§ PASSAGE PROVIDED:
Dinners were indistinguishable from the lunches except there was a beer keg and pitchers of wine.  I had some wine to settle my nerves on the nights before his competitions.

On the last day, Harrison's coach and his mother and Harrison and I went to tour the old city.  Shabby chic is how I'd describe it.  Grand buildings that had fallen into disrepair.  A church that suffered a fire and never was restored (hence its name, The Black Church).  A marketplace where old and young promenaded with no sense of urgency.  It was like a throwback in time.   Here is a picture of "the girls" --a group of older women just sitting on a bench.  It captured the feeling of the old city.



On the last night, we went to dinner in a traditional Romanian restaurant.  It was the first time all week that we ate a full meal (nerves curb your appetite better than anything else).  I had beef with rice and three glasses of white wine and a salad.

I had my fill of Romania and was ready to go home.


Saturday, September 24, 2011

theater with zelia (lyn)

I convince Zelia to join Rattlestick Theater.  Tonight we are going to the first play of their season, The Wood. The reviews are not great.

Zelia has a car and drives it in the city, something I never did when I owned one. We drive down to the West Village and miraculously find a space a block from the theater.  Our plan is to grab a burger at The Spotted Pig, a popular inexpensive restaurant in the area.

We get to the restaurant (they don’t take reservations) around 6:40 and are told there is an hour and twenty-minute wait.  Our play starts at 8.  Obviously this isn’t going to work.  So instead we chose Philip Marie, a little French restaurant a block away.  The last time I ate there was in February 2009.  I was with my friend Don (who died a couple of years ago) and his friend David.  That time, too, we were going to Rattlestick to also see a new play.  That one was called That Pretty Pretty; Or, The Rape Play.  I think a character actually urinated on stage.

I plan to order a burger and fries but since Zelia doesn’t, I don’t either.  We end up splitting a baked brie salad (amazing) and mussels (good, but not filling, and too much work for too little return).  I leave feeling hungry.

The play is better than the reviews suggest.  Parts are difficult to watch, as one scene shows a graphic re-enactment of the 1997 Abner Louima rape by a New York City police officer.  The play is about Mike McAlary, the Pulitzer-prize winning journalist who breaks the story and dies soon after.  It’s not exactly a cheery play to watch, though it is compelling.

§ RECORD EXCERPTS:
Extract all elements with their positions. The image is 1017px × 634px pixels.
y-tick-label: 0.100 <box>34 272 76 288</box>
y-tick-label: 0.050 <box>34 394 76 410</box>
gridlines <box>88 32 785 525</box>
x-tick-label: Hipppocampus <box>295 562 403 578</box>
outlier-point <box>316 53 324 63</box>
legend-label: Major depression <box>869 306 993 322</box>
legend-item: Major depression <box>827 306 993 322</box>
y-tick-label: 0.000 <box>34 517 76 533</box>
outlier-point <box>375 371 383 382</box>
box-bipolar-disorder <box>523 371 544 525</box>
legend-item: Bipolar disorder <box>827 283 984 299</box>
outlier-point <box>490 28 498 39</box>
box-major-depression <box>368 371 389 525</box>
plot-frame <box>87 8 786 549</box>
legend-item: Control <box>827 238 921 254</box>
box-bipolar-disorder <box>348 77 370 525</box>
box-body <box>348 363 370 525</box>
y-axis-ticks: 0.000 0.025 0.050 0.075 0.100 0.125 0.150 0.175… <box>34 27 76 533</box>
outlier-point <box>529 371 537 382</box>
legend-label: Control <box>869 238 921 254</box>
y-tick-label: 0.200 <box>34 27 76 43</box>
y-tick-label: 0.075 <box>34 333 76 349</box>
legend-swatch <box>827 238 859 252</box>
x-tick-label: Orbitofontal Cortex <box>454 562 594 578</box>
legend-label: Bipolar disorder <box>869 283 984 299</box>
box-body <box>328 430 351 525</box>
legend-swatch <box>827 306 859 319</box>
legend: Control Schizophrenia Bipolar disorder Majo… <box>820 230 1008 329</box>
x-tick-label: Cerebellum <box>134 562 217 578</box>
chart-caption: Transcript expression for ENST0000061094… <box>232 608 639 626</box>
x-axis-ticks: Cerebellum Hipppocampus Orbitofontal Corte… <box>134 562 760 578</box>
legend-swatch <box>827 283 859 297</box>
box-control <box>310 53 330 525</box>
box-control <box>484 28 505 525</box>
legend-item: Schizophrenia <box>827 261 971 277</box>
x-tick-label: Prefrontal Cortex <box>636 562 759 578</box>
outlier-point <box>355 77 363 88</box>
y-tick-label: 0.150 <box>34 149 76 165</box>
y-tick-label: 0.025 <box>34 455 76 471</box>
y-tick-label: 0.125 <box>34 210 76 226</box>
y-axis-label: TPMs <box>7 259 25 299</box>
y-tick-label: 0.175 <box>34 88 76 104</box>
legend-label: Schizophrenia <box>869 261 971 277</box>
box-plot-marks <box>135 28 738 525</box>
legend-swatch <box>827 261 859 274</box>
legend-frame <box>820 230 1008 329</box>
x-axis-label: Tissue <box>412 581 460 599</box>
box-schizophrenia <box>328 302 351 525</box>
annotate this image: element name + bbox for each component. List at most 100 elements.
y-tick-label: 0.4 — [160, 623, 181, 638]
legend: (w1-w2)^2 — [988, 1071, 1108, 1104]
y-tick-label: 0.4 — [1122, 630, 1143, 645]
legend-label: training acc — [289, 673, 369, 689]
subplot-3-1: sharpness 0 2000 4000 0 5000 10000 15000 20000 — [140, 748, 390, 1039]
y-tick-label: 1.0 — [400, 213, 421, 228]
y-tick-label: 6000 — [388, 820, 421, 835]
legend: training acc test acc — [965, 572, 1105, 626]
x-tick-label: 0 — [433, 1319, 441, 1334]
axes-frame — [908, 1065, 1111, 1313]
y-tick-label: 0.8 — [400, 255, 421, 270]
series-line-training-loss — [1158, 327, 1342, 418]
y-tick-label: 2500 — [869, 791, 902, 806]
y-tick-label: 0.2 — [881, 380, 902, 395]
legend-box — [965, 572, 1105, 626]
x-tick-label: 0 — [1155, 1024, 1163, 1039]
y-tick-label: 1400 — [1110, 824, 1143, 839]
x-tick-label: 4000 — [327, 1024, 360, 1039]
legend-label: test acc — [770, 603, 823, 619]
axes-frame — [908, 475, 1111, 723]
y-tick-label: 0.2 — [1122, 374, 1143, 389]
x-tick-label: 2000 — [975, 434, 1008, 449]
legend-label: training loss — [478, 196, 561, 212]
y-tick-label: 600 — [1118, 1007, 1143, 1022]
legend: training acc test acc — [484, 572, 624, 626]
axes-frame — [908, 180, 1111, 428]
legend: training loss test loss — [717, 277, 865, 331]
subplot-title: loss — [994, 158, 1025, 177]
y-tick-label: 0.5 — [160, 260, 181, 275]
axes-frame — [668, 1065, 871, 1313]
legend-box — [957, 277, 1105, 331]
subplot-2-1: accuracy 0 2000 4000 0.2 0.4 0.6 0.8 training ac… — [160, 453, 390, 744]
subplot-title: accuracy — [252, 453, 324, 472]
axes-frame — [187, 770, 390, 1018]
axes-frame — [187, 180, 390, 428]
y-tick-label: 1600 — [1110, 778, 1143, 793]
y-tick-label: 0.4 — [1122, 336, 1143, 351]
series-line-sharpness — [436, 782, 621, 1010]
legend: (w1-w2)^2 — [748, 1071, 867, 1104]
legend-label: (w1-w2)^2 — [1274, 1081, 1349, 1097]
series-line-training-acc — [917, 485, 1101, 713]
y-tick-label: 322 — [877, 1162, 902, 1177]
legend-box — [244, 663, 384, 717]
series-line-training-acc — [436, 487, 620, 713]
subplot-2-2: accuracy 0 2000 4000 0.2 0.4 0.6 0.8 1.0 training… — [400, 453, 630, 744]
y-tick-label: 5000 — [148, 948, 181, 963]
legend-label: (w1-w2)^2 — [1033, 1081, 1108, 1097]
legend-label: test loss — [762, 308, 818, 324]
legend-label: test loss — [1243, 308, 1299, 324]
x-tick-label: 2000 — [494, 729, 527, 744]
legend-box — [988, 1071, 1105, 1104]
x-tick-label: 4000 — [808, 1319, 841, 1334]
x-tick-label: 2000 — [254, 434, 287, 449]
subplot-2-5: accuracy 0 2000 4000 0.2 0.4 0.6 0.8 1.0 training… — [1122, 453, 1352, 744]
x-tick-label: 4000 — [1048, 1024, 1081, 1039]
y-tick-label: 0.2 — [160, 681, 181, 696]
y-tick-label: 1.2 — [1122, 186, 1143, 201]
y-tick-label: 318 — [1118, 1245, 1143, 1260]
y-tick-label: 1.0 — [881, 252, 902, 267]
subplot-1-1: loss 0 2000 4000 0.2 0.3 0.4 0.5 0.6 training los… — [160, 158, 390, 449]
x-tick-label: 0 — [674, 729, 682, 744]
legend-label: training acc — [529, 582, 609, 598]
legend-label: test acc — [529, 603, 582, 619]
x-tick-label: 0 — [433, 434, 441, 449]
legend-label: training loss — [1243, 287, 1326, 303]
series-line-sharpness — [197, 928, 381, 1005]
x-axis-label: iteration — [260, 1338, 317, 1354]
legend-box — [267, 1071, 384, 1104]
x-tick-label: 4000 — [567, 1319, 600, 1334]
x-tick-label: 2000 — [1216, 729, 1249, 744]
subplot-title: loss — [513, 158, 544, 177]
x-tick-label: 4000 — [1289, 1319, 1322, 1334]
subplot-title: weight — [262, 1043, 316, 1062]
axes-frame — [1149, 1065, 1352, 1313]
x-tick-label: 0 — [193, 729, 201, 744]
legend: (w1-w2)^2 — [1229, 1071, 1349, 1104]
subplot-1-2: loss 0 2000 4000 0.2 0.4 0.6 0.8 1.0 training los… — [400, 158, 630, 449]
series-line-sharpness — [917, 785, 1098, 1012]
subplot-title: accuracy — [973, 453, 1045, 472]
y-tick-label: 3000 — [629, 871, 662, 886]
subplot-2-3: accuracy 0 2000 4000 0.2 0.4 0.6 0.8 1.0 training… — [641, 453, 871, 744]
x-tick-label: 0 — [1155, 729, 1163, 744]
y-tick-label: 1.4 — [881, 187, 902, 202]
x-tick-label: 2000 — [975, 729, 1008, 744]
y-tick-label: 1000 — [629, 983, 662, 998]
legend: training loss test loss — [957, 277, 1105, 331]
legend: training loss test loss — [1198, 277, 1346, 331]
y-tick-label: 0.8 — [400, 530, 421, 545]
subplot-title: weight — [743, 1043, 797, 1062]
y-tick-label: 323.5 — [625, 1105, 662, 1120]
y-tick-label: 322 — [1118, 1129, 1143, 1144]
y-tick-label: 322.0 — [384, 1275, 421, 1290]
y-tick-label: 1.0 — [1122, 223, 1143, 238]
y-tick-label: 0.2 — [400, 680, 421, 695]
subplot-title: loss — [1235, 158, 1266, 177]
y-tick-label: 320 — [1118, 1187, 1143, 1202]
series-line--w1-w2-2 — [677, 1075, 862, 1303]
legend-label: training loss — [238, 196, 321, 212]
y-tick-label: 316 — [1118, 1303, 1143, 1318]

§ WHAT IS EXPECTED:
Please rewrite the blog entry from "I plan to order" up to and including "it is compelling.", changing "mussels" to "clams".

§ ANSWER FOR THE TASK:
I plan to order a burger and fries but since Zelia doesn’t, I don’t either.  We end up splitting a baked brie salad (amazing) and clams (good, but not filling, and too much work for too little return).  I leave feeling hungry.

The play is better than the reviews suggest.  Parts are difficult to watch, as one scene shows a graphic re-enactment of the 1997 Abner Louima rape by a New York City police officer.  The play is about Mike McAlary, the Pulitzer-prize winning journalist who breaks the story and dies soon after.  It’s not exactly a cheery play to watch, though it is compelling.